## [Consigne]
Recopiez sans aucune modification le passage du texte sur la navigation qui va de « Les cartes les » à « à peine vingt. ».
*** Extrait fourni
Si c'est au retour, on a Sainte-Hélène, colonie anglaise, et l'Ascension, où l'on ne trouve que de la tortue. En temps de guerre, ces deux îles sont ordinairement des points de croisière, parce que tous les vaisseaux cherchent, à leur retour, à les reconnaître pour assurer leur route ; mais le Cap est en tout temps le point de réunion de tous les vaisseaux.

Les cartes les plus estimées sont celles de M. Daprès ; les marins ont aussi beaucoup d'obligation au savant et modeste abbé de la Caille : mais la géographie est encore bien imparfaite ; la longitude des Canaries et celle des îles du Cap-Vert est mal déterminée ; entre le Cap-Blanc et le Cap-Vert, la carte marque trente-neuf lieues d'enfoncement, quoiqu'il y en ait à peine vingt.

On soupçonne un haut-fonds au sud de la Ligne par les 20 minutes de latitude, et par les 23 degrés 10 minutes de longitude occidentale. Le vaisseau le Silhouette commandé par M. Pintault, et la frégate la Fidèle commandée par M. Lehoux, y éprouvèrent, l'un le 5 février 1764, et l'autre le 3 avril suivant, une forte secousse.
******
*** Contenu des données
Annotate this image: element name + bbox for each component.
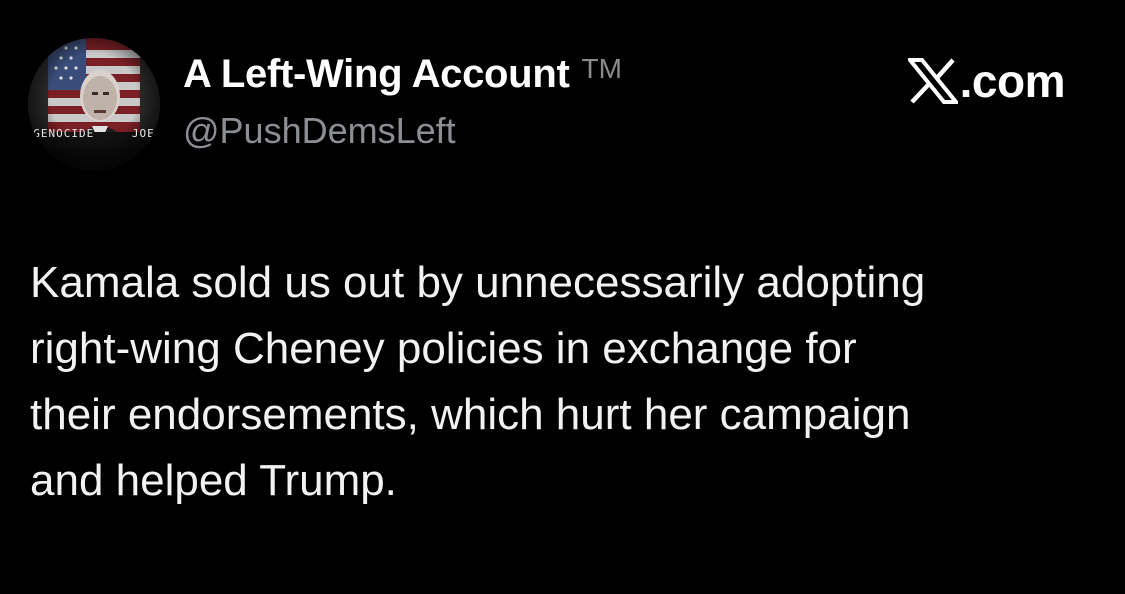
******
## [Réponse attendue]
Les cartes les plus estimées sont celles de M. Daprès ; les marins ont aussi beaucoup d'obligation au savant et modeste abbé de la Caille : mais la géographie est encore bien imparfaite ; la longitude des Canaries et celle des îles du Cap-Vert est mal déterminée ; entre le Cap-Blanc et le Cap-Vert, la carte marque trente-neuf lieues d'enfoncement, quoiqu'il y en ait à peine vingt.